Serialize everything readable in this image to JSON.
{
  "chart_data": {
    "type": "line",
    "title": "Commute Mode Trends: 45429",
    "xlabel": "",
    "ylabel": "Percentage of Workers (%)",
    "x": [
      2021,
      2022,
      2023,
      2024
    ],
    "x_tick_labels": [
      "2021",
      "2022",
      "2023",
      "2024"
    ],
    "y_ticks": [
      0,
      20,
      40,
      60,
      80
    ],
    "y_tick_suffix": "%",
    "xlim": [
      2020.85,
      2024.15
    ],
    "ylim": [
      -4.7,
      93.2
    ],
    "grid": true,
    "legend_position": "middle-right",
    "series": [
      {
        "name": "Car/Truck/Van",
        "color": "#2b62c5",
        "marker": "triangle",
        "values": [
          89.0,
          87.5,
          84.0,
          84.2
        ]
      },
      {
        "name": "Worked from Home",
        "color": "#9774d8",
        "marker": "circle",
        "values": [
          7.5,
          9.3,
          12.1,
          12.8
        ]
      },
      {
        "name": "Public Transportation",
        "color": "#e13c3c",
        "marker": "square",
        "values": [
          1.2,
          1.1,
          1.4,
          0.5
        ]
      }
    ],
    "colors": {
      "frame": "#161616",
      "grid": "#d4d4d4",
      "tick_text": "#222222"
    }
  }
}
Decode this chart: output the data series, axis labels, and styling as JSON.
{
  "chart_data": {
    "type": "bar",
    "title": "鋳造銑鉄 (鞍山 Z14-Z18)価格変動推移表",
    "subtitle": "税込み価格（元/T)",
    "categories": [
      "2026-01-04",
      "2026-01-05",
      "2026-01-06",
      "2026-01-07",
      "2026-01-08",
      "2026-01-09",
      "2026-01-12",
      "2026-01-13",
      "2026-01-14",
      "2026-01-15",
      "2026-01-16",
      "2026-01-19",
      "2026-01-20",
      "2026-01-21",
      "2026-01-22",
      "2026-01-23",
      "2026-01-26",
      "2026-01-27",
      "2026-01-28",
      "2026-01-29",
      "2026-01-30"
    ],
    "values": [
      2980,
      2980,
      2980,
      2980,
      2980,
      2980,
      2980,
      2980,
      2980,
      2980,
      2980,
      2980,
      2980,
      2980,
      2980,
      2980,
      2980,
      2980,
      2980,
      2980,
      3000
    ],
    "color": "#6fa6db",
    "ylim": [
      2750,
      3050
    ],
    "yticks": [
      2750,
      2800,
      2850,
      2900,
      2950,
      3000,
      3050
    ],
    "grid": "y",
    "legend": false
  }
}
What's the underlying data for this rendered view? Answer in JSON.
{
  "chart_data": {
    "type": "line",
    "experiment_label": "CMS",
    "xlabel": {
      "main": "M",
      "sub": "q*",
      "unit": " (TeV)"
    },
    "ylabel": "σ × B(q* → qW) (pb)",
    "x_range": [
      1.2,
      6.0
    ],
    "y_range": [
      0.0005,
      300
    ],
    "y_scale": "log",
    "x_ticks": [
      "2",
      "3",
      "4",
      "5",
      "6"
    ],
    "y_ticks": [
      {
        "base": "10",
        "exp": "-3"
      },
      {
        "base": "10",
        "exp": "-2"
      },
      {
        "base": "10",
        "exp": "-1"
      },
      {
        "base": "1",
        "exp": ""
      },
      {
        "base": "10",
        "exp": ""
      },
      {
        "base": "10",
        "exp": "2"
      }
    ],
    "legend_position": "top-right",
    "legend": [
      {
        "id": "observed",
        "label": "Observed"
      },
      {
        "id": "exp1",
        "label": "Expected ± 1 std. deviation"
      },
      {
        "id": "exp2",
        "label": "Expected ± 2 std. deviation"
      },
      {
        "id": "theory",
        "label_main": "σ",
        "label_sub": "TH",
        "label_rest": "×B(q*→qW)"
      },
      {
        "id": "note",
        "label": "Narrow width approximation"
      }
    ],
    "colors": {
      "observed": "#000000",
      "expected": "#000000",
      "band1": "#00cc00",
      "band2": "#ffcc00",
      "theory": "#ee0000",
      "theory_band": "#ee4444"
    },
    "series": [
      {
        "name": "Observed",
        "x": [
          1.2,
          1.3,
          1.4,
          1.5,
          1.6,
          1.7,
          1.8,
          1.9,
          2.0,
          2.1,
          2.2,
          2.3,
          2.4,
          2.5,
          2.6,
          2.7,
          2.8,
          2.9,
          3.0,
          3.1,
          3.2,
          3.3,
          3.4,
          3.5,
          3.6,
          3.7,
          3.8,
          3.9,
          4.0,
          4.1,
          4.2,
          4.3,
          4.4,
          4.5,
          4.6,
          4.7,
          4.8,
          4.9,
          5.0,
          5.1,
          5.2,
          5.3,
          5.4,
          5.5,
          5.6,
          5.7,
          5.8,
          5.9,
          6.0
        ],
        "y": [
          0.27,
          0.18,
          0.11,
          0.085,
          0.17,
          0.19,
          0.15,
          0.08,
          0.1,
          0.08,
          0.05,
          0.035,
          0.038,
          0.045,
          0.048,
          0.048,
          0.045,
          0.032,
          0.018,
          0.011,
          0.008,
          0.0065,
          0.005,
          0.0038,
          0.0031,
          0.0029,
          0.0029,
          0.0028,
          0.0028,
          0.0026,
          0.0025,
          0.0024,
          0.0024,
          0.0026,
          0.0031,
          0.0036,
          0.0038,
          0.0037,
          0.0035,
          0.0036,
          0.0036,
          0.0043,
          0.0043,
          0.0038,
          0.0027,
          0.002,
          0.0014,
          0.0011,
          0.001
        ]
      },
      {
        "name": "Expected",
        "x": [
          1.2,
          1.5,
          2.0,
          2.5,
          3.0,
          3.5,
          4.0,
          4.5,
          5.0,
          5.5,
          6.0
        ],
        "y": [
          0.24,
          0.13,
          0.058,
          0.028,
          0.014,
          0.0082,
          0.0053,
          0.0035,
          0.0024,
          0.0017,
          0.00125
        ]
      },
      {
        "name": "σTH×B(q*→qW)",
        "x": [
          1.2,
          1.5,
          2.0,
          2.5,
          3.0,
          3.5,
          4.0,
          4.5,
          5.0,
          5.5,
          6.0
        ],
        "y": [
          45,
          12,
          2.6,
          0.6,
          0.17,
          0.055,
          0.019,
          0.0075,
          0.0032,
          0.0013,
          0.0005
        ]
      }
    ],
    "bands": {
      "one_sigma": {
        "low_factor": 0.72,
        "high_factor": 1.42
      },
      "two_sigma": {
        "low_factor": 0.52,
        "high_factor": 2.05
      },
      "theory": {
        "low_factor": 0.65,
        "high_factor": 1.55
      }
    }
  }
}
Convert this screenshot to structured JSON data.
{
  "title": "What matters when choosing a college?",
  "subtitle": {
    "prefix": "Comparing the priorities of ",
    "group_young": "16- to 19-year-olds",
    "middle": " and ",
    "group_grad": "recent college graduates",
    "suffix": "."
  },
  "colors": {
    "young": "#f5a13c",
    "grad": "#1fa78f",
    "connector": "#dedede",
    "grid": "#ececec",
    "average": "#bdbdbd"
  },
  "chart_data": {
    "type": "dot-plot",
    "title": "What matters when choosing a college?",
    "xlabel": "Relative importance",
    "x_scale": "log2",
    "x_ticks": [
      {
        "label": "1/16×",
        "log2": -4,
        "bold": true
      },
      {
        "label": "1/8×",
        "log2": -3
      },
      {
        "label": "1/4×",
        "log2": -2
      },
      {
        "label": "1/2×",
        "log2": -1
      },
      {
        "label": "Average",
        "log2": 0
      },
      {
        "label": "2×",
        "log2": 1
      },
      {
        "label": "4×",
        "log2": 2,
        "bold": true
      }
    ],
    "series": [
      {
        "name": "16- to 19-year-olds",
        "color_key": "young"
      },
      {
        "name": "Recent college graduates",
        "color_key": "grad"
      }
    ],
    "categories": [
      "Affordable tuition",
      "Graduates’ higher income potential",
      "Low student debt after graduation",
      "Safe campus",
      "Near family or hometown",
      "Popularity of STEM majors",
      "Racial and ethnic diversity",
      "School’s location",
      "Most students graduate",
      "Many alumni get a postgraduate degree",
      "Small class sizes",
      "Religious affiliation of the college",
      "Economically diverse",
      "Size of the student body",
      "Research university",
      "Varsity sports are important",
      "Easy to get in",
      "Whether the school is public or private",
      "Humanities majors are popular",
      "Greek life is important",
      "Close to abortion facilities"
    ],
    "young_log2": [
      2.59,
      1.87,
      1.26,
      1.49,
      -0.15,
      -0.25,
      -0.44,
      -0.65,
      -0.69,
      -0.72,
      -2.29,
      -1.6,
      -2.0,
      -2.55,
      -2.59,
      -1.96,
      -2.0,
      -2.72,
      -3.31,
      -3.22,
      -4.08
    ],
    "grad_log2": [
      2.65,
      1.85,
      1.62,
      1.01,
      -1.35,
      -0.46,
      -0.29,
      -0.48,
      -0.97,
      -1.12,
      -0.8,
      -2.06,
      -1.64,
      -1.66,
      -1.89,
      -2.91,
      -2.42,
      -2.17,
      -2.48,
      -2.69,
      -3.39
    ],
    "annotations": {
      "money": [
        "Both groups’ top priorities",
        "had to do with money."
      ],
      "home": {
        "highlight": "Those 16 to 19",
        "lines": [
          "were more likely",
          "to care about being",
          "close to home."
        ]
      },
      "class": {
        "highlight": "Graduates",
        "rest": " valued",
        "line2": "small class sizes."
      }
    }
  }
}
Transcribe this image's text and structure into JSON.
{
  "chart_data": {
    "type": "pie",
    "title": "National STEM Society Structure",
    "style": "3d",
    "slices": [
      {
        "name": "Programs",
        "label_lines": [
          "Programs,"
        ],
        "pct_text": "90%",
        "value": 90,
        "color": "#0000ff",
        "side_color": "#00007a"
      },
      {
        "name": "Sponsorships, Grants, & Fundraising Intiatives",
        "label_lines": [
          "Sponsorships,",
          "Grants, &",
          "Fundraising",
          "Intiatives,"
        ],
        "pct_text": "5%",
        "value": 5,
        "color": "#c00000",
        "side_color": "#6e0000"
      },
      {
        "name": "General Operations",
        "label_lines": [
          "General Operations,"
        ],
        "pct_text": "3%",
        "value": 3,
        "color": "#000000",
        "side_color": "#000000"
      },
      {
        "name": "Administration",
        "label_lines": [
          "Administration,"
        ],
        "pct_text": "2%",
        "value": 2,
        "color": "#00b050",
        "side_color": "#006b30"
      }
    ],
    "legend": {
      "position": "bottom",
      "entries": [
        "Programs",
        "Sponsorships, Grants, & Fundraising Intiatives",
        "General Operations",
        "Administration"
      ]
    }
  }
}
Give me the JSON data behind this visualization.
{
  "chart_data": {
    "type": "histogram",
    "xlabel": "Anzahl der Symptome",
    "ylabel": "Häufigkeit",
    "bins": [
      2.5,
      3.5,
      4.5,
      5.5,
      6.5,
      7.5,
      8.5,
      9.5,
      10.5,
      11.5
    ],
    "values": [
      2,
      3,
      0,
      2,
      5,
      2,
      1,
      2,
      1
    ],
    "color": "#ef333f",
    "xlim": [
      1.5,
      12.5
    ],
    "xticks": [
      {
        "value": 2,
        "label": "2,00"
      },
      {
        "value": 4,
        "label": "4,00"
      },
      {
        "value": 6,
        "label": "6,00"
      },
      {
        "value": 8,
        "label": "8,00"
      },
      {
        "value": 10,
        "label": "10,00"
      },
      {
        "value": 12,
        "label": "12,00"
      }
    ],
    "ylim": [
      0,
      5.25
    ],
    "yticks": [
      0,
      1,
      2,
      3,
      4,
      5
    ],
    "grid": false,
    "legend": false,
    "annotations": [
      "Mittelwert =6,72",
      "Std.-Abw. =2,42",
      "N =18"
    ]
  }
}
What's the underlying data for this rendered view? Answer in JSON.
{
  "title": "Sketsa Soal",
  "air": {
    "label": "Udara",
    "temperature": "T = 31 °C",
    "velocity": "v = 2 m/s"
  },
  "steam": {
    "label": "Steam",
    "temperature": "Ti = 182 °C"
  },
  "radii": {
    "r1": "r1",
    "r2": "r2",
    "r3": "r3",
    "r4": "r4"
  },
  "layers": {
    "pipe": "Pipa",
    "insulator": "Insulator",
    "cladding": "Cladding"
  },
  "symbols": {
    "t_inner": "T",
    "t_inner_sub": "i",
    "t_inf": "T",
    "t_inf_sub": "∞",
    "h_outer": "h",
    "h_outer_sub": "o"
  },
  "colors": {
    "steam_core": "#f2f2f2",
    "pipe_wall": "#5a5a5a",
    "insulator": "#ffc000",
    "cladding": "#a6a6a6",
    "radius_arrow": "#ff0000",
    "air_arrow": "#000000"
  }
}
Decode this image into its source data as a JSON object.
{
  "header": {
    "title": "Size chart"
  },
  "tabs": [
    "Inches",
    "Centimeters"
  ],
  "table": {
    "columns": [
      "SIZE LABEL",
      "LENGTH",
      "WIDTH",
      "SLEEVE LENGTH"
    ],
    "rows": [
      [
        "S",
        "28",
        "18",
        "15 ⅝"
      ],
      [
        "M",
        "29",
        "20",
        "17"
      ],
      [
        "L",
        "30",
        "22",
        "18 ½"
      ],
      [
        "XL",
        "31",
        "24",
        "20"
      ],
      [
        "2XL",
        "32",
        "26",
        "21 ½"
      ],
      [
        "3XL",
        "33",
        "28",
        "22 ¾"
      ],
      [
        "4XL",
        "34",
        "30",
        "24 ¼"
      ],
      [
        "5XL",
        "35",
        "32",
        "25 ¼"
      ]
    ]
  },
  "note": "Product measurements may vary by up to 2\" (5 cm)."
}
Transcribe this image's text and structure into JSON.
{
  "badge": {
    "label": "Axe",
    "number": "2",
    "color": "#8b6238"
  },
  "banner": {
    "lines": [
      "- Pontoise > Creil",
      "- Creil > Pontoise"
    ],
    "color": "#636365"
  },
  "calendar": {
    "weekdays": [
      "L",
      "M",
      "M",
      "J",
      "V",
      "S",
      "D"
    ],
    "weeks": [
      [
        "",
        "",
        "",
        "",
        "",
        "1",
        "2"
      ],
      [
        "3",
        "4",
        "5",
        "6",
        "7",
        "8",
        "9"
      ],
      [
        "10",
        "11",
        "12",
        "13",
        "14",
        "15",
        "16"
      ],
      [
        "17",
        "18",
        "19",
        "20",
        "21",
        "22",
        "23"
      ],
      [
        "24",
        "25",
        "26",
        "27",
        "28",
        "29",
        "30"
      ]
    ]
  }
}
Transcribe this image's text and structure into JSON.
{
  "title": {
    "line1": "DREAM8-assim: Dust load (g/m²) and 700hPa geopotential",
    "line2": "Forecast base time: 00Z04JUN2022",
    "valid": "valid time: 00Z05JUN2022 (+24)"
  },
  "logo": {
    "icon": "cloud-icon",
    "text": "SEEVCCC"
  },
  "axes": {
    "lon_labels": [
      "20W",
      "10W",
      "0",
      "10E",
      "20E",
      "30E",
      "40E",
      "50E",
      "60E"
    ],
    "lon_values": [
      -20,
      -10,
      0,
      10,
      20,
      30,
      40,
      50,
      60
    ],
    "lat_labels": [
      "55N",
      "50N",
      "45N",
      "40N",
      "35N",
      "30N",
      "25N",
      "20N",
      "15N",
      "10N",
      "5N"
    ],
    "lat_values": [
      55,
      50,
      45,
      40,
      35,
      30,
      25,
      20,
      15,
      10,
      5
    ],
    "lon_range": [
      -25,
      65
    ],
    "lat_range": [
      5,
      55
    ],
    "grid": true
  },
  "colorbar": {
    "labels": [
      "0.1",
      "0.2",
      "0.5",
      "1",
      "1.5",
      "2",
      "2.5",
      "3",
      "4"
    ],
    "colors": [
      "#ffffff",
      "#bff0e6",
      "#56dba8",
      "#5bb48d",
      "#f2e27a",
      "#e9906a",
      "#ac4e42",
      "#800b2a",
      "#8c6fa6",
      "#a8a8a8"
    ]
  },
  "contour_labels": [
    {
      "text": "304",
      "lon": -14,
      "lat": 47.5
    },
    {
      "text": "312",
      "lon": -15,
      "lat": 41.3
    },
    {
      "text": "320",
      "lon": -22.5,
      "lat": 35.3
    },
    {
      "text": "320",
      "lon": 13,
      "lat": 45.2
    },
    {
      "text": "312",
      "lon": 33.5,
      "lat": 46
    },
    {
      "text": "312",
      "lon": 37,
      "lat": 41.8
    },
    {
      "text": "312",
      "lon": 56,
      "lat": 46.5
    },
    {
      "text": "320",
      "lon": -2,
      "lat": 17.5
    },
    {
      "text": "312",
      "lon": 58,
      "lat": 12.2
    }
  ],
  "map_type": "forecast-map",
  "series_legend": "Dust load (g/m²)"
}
○ ○ ○ ○
Stated goal -
Note every line above where the string "Grants" shows up, and copy those lines.

Completed exercise -
        "name": "Sponsorships, Grants, & Fundraising Intiatives",
          "Grants, &",
        "Sponsorships, Grants, & Fundraising Intiatives",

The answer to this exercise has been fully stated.